- REQUIRED WORK:
Repeat the listing that follows, character for character, minus the pictures.

— start —

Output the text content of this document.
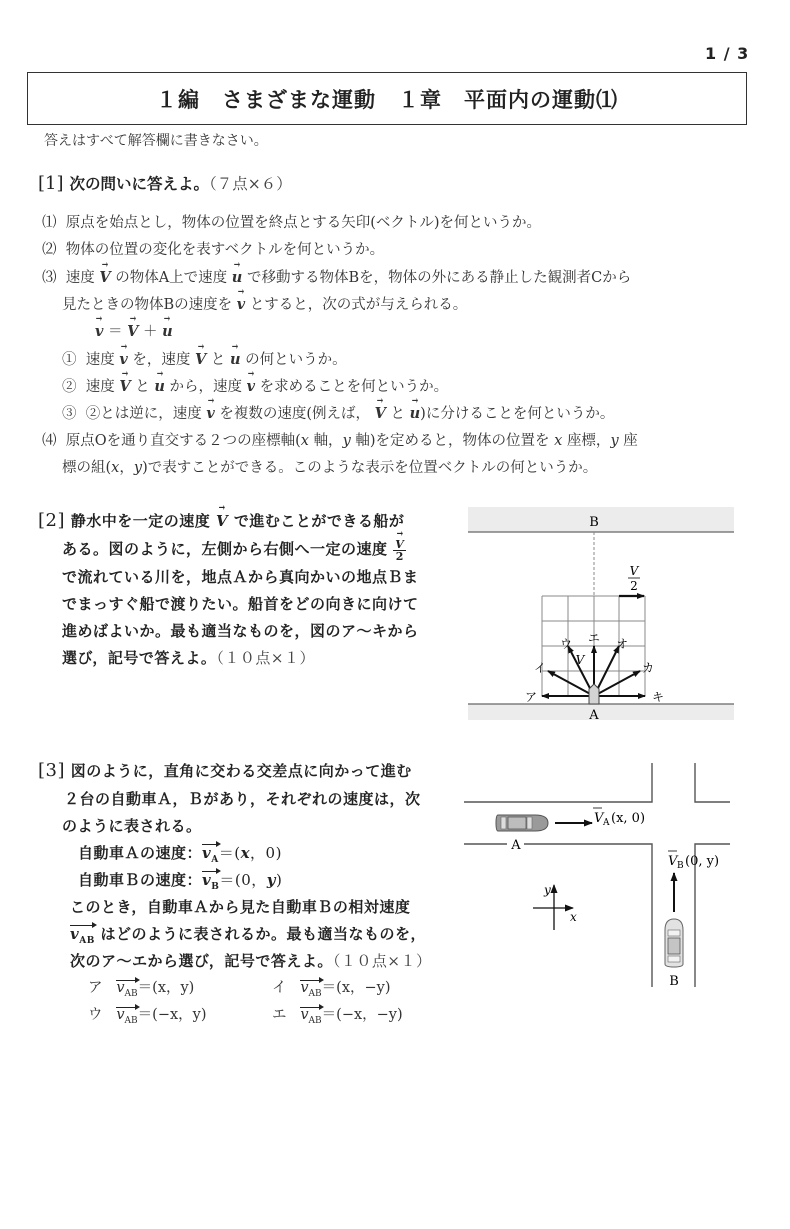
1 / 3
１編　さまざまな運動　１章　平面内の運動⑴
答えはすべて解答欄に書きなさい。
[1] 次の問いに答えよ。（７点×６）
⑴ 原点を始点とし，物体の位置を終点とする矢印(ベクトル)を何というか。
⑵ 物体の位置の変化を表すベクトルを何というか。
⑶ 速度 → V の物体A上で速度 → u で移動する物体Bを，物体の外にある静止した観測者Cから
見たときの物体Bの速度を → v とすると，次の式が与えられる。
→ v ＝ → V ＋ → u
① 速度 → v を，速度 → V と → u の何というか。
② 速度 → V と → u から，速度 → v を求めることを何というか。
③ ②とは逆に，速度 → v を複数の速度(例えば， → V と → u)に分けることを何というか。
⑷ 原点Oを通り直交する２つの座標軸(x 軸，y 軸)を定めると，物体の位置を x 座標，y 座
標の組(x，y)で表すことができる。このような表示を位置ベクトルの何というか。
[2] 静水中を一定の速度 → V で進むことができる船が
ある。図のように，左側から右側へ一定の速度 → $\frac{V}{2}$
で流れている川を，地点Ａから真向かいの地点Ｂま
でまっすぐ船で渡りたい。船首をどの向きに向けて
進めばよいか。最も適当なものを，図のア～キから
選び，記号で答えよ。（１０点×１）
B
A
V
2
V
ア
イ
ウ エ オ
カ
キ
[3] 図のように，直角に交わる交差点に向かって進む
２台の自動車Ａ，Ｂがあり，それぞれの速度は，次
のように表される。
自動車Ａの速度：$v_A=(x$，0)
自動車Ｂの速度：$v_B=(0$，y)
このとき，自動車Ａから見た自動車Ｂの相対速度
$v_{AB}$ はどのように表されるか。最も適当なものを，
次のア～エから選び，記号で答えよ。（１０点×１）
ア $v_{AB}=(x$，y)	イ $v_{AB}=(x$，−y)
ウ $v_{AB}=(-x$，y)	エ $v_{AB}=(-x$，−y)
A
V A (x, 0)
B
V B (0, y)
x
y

— end —

- THE REPLY:
Output the text content of this document.
1 / 3
１編　さまざまな運動　１章　平面内の運動⑴
答えはすべて解答欄に書きなさい。
[1] 次の問いに答えよ。（７点×６）
⑴ 原点を始点とし，物体の位置を終点とする矢印(ベクトル)を何というか。
⑵ 物体の位置の変化を表すベクトルを何というか。
⑶ 速度 → V の物体A上で速度 → u で移動する物体Bを，物体の外にある静止した観測者Cから
見たときの物体Bの速度を → v とすると，次の式が与えられる。
→ v ＝ → V ＋ → u
① 速度 → v を，速度 → V と → u の何というか。
② 速度 → V と → u から，速度 → v を求めることを何というか。
③ ②とは逆に，速度 → v を複数の速度(例えば， → V と → u)に分けることを何というか。
⑷ 原点Oを通り直交する２つの座標軸(x 軸，y 軸)を定めると，物体の位置を x 座標，y 座
標の組(x，y)で表すことができる。このような表示を位置ベクトルの何というか。
[2] 静水中を一定の速度 → V で進むことができる船が
ある。図のように，左側から右側へ一定の速度 → $\frac{V}{2}$
で流れている川を，地点Ａから真向かいの地点Ｂま
でまっすぐ船で渡りたい。船首をどの向きに向けて
進めばよいか。最も適当なものを，図のア～キから
選び，記号で答えよ。（１０点×１）
B
A
V
2
V
ア
イ
ウ エ オ
カ
キ
[3] 図のように，直角に交わる交差点に向かって進む
２台の自動車Ａ，Ｂがあり，それぞれの速度は，次
のように表される。
自動車Ａの速度：$v_A=(x$，0)
自動車Ｂの速度：$v_B=(0$，y)
このとき，自動車Ａから見た自動車Ｂの相対速度
$v_{AB}$ はどのように表されるか。最も適当なものを，
次のア～エから選び，記号で答えよ。（１０点×１）
ア $v_{AB}=(x$，y)	イ $v_{AB}=(x$，−y)
ウ $v_{AB}=(-x$，y)	エ $v_{AB}=(-x$，−y)
A
V A (x, 0)
B
V B (0, y)
x
y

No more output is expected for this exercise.